## What is asked
Find every line below that contains the word "location" and copy it out.

## Data listing
++++++++

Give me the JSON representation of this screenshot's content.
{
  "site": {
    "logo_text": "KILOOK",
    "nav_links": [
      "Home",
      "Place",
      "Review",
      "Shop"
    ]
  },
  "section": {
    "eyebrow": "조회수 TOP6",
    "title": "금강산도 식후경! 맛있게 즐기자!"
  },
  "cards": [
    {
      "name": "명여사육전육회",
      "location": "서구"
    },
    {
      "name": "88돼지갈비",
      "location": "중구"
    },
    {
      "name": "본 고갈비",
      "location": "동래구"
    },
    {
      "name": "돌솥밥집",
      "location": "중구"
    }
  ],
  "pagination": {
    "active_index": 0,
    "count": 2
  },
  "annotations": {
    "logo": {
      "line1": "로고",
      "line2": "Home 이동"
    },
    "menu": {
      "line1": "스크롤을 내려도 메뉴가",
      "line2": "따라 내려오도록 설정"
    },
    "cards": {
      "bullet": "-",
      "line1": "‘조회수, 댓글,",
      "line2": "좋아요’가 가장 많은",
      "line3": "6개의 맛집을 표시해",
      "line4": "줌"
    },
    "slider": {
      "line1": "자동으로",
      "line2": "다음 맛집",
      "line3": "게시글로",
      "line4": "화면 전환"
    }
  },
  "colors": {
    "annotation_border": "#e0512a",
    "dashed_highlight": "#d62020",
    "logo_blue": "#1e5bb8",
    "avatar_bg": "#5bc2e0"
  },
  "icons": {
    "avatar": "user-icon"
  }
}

++++++++

## Written response
      "location": "서구"
      "location": "중구"
      "location": "동래구"
      "location": "중구"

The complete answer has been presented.